TASK INSTRUCTIONS:
Gather each line in the entries that includes the string "package".

DATASET EXTRACT:
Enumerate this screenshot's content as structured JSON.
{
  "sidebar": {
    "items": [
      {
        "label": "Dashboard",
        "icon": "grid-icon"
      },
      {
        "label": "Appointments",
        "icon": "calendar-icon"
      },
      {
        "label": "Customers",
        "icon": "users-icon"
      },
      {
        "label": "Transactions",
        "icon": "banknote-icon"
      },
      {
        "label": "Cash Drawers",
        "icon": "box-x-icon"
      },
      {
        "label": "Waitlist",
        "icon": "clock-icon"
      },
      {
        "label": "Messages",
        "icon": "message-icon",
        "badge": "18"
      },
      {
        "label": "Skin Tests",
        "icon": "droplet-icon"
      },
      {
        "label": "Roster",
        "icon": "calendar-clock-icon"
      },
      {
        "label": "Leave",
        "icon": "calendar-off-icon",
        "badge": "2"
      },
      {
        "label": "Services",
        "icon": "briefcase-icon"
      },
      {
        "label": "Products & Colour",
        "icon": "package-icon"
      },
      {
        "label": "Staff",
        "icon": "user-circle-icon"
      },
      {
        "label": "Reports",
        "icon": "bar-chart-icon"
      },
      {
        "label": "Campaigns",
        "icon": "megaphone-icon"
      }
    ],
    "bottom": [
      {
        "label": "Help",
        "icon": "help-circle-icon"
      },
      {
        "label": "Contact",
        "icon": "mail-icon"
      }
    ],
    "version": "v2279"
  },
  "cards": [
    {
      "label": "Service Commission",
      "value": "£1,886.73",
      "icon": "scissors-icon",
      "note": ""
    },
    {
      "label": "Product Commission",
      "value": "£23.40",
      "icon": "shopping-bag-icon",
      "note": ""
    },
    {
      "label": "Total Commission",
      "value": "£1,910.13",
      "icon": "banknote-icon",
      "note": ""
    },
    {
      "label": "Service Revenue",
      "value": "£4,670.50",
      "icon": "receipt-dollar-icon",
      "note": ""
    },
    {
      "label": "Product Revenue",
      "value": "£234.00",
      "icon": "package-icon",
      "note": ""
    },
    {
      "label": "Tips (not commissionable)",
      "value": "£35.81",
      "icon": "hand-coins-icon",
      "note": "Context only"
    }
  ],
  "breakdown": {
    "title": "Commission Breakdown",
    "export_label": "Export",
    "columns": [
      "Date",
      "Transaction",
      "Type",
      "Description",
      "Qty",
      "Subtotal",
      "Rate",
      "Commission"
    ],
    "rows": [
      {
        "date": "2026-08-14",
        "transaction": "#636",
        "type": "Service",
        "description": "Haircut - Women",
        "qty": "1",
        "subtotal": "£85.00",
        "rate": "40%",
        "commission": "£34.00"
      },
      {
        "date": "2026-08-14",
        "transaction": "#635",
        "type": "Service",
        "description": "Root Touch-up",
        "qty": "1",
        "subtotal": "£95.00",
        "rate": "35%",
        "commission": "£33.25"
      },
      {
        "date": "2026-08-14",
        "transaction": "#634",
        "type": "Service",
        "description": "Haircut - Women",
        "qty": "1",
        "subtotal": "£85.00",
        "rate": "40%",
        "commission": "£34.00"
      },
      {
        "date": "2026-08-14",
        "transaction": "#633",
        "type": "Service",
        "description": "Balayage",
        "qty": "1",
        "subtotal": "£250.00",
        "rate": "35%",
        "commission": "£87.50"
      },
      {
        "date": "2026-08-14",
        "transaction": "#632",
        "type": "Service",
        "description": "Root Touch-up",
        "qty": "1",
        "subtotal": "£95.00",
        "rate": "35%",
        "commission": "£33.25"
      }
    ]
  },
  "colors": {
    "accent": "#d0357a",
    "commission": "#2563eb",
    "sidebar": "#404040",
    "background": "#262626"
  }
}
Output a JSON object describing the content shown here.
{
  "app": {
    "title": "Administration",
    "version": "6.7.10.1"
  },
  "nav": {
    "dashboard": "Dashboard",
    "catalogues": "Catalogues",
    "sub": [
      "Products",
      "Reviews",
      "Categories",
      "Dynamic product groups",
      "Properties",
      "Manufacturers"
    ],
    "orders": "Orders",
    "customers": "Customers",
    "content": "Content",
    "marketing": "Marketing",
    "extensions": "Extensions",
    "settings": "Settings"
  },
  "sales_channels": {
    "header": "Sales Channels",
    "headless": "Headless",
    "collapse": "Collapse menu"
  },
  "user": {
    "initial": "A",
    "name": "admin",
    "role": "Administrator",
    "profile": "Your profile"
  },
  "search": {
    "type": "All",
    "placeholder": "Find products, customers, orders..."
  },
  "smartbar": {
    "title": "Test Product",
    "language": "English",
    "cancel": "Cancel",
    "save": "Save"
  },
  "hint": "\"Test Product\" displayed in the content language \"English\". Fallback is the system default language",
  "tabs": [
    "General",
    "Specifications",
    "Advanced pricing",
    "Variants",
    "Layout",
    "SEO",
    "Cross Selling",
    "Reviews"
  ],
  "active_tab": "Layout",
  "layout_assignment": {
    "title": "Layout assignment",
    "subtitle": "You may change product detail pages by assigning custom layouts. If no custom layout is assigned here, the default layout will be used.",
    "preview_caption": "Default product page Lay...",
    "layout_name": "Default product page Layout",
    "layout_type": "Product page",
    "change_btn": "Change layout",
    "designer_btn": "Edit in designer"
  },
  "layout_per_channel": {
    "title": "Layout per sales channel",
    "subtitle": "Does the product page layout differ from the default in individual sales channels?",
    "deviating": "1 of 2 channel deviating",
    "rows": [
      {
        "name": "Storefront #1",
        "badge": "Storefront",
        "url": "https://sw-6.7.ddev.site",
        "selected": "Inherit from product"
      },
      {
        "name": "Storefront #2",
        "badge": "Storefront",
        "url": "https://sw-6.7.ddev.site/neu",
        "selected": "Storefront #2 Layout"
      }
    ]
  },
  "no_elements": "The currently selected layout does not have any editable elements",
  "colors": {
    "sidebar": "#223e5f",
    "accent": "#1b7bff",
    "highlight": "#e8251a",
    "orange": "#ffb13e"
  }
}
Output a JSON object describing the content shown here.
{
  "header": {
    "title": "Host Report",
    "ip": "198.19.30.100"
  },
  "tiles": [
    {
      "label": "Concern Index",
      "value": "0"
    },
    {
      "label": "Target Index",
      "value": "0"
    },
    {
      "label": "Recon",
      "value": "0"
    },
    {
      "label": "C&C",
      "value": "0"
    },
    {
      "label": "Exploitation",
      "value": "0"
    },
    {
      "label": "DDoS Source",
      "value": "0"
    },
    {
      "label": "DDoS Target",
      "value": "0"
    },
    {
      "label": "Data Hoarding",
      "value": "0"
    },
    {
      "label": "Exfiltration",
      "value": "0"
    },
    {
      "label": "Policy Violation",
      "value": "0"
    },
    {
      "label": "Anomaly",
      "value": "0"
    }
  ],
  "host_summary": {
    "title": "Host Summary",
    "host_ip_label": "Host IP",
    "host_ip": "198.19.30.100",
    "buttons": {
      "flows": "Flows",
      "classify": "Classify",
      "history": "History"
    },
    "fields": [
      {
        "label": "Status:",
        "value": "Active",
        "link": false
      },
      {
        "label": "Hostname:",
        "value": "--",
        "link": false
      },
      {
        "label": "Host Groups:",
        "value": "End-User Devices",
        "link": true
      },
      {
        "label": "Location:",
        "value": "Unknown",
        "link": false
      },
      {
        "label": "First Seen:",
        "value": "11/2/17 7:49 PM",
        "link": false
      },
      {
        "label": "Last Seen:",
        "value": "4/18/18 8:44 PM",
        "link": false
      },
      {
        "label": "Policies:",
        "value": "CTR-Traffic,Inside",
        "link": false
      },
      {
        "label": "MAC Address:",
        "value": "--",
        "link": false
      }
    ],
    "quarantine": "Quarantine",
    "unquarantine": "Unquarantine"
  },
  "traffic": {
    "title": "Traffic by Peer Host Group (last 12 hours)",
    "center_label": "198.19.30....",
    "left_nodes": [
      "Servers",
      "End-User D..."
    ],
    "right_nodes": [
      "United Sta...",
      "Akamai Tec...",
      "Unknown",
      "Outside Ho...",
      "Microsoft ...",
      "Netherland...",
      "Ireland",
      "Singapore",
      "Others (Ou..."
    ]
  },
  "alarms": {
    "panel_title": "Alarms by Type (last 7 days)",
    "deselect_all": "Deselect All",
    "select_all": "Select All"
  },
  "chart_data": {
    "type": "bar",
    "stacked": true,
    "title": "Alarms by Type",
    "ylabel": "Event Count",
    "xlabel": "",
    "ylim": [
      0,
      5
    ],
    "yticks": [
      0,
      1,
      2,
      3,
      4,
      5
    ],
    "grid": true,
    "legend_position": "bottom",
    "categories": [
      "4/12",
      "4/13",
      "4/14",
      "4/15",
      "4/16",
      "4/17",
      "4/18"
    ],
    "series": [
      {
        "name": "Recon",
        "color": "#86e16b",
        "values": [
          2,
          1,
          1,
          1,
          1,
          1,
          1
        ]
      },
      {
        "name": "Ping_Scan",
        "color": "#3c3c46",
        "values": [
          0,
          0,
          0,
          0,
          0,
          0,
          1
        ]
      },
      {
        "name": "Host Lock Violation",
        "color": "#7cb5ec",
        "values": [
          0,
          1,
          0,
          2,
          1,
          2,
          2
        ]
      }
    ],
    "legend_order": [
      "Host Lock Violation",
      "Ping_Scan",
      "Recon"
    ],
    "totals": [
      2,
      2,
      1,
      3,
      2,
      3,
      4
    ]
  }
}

TASK OUTPUT:
        "icon": "package-icon"
      "icon": "package-icon",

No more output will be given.